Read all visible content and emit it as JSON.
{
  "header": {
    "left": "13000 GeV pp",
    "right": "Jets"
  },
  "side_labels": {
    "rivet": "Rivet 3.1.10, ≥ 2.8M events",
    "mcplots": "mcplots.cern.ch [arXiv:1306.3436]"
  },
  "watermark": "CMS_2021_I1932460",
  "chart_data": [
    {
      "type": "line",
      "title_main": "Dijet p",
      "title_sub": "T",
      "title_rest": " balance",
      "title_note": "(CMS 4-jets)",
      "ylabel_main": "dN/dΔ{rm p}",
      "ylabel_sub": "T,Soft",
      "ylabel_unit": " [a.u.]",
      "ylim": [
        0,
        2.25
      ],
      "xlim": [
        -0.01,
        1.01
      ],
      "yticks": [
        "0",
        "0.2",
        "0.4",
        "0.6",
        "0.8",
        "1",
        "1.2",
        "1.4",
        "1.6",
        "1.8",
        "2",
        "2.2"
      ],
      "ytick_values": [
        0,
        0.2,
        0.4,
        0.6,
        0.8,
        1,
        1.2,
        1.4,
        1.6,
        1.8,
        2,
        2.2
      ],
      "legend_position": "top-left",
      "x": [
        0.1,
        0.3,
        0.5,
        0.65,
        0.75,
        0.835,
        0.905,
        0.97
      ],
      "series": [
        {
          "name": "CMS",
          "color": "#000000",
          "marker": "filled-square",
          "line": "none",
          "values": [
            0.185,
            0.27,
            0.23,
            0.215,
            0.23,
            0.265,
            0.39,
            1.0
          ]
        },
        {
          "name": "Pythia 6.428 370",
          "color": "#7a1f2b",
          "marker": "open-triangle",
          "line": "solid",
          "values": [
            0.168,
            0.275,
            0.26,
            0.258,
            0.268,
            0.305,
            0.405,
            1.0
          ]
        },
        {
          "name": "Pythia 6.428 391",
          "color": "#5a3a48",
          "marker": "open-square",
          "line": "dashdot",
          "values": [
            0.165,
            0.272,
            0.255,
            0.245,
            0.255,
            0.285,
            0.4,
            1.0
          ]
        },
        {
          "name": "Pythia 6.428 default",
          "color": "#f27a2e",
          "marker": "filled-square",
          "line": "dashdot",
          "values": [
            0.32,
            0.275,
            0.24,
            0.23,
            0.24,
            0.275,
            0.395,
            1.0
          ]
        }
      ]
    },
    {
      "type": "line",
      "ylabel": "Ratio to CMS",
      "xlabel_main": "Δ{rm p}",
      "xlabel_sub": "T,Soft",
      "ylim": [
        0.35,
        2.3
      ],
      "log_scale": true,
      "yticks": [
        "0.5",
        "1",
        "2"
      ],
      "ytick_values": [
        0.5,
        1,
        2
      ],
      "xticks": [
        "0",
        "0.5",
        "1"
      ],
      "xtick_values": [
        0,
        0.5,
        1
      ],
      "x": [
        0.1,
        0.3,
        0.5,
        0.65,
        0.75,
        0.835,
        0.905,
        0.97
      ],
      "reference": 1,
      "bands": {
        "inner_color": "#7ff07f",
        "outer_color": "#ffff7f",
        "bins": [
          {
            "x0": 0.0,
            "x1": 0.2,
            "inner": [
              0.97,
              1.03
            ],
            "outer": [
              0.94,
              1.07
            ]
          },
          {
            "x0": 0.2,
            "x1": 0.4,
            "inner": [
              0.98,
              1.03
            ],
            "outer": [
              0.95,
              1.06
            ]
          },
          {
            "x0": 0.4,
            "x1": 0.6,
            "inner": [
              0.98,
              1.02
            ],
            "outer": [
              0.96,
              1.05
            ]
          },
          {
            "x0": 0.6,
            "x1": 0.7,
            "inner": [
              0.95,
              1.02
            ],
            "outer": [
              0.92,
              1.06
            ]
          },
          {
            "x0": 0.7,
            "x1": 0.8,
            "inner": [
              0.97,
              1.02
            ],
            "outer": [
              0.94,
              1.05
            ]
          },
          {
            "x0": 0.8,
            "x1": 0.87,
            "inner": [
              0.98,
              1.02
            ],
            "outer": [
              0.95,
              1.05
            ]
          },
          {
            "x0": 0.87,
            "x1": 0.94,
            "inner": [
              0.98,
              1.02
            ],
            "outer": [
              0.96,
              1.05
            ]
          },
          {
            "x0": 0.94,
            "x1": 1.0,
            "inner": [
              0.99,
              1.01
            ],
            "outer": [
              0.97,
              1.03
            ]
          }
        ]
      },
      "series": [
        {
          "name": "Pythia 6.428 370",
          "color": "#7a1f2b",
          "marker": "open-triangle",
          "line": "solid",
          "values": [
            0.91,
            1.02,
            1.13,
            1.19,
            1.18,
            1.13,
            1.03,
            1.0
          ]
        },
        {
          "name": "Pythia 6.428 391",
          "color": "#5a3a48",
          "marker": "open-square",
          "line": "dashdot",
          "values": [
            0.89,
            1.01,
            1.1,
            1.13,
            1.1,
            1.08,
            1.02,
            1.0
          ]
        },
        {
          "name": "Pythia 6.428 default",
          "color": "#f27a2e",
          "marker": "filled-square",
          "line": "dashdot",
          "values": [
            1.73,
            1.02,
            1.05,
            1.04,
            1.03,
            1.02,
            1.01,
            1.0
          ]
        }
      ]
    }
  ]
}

————————

▸ PROMPT:
All entries shown above should be printed again exactly.

▸ RESULT BELOW:
Read all visible content and emit it as JSON.
{
  "header": {
    "left": "13000 GeV pp",
    "right": "Jets"
  },
  "side_labels": {
    "rivet": "Rivet 3.1.10, ≥ 2.8M events",
    "mcplots": "mcplots.cern.ch [arXiv:1306.3436]"
  },
  "watermark": "CMS_2021_I1932460",
  "chart_data": [
    {
      "type": "line",
      "title_main": "Dijet p",
      "title_sub": "T",
      "title_rest": " balance",
      "title_note": "(CMS 4-jets)",
      "ylabel_main": "dN/dΔ{rm p}",
      "ylabel_sub": "T,Soft",
      "ylabel_unit": " [a.u.]",
      "ylim": [
        0,
        2.25
      ],
      "xlim": [
        -0.01,
        1.01
      ],
      "yticks": [
        "0",
        "0.2",
        "0.4",
        "0.6",
        "0.8",
        "1",
        "1.2",
        "1.4",
        "1.6",
        "1.8",
        "2",
        "2.2"
      ],
      "ytick_values": [
        0,
        0.2,
        0.4,
        0.6,
        0.8,
        1,
        1.2,
        1.4,
        1.6,
        1.8,
        2,
        2.2
      ],
      "legend_position": "top-left",
      "x": [
        0.1,
        0.3,
        0.5,
        0.65,
        0.75,
        0.835,
        0.905,
        0.97
      ],
      "series": [
        {
          "name": "CMS",
          "color": "#000000",
          "marker": "filled-square",
          "line": "none",
          "values": [
            0.185,
            0.27,
            0.23,
            0.215,
            0.23,
            0.265,
            0.39,
            1.0
          ]
        },
        {
          "name": "Pythia 6.428 370",
          "color": "#7a1f2b",
          "marker": "open-triangle",
          "line": "solid",
          "values": [
            0.168,
            0.275,
            0.26,
            0.258,
            0.268,
            0.305,
            0.405,
            1.0
          ]
        },
        {
          "name": "Pythia 6.428 391",
          "color": "#5a3a48",
          "marker": "open-square",
          "line": "dashdot",
          "values": [
            0.165,
            0.272,
            0.255,
            0.245,
            0.255,
            0.285,
            0.4,
            1.0
          ]
        },
        {
          "name": "Pythia 6.428 default",
          "color": "#f27a2e",
          "marker": "filled-square",
          "line": "dashdot",
          "values": [
            0.32,
            0.275,
            0.24,
            0.23,
            0.24,
            0.275,
            0.395,
            1.0
          ]
        }
      ]
    },
    {
      "type": "line",
      "ylabel": "Ratio to CMS",
      "xlabel_main": "Δ{rm p}",
      "xlabel_sub": "T,Soft",
      "ylim": [
        0.35,
        2.3
      ],
      "log_scale": true,
      "yticks": [
        "0.5",
        "1",
        "2"
      ],
      "ytick_values": [
        0.5,
        1,
        2
      ],
      "xticks": [
        "0",
        "0.5",
        "1"
      ],
      "xtick_values": [
        0,
        0.5,
        1
      ],
      "x": [
        0.1,
        0.3,
        0.5,
        0.65,
        0.75,
        0.835,
        0.905,
        0.97
      ],
      "reference": 1,
      "bands": {
        "inner_color": "#7ff07f",
        "outer_color": "#ffff7f",
        "bins": [
          {
            "x0": 0.0,
            "x1": 0.2,
            "inner": [
              0.97,
              1.03
            ],
            "outer": [
              0.94,
              1.07
            ]
          },
          {
            "x0": 0.2,
            "x1": 0.4,
            "inner": [
              0.98,
              1.03
            ],
            "outer": [
              0.95,
              1.06
            ]
          },
          {
            "x0": 0.4,
            "x1": 0.6,
            "inner": [
              0.98,
              1.02
            ],
            "outer": [
              0.96,
              1.05
            ]
          },
          {
            "x0": 0.6,
            "x1": 0.7,
            "inner": [
              0.95,
              1.02
            ],
            "outer": [
              0.92,
              1.06
            ]
          },
          {
            "x0": 0.7,
            "x1": 0.8,
            "inner": [
              0.97,
              1.02
            ],
            "outer": [
              0.94,
              1.05
            ]
          },
          {
            "x0": 0.8,
            "x1": 0.87,
            "inner": [
              0.98,
              1.02
            ],
            "outer": [
              0.95,
              1.05
            ]
          },
          {
            "x0": 0.87,
            "x1": 0.94,
            "inner": [
              0.98,
              1.02
            ],
            "outer": [
              0.96,
              1.05
            ]
          },
          {
            "x0": 0.94,
            "x1": 1.0,
            "inner": [
              0.99,
              1.01
            ],
            "outer": [
              0.97,
              1.03
            ]
          }
        ]
      },
      "series": [
        {
          "name": "Pythia 6.428 370",
          "color": "#7a1f2b",
          "marker": "open-triangle",
          "line": "solid",
          "values": [
            0.91,
            1.02,
            1.13,
            1.19,
            1.18,
            1.13,
            1.03,
            1.0
          ]
        },
        {
          "name": "Pythia 6.428 391",
          "color": "#5a3a48",
          "marker": "open-square",
          "line": "dashdot",
          "values": [
            0.89,
            1.01,
            1.1,
            1.13,
            1.1,
            1.08,
            1.02,
            1.0
          ]
        },
        {
          "name": "Pythia 6.428 default",
          "color": "#f27a2e",
          "marker": "filled-square",
          "line": "dashdot",
          "values": [
            1.73,
            1.02,
            1.05,
            1.04,
            1.03,
            1.02,
            1.01,
            1.0
          ]
        }
      ]
    }
  ]
}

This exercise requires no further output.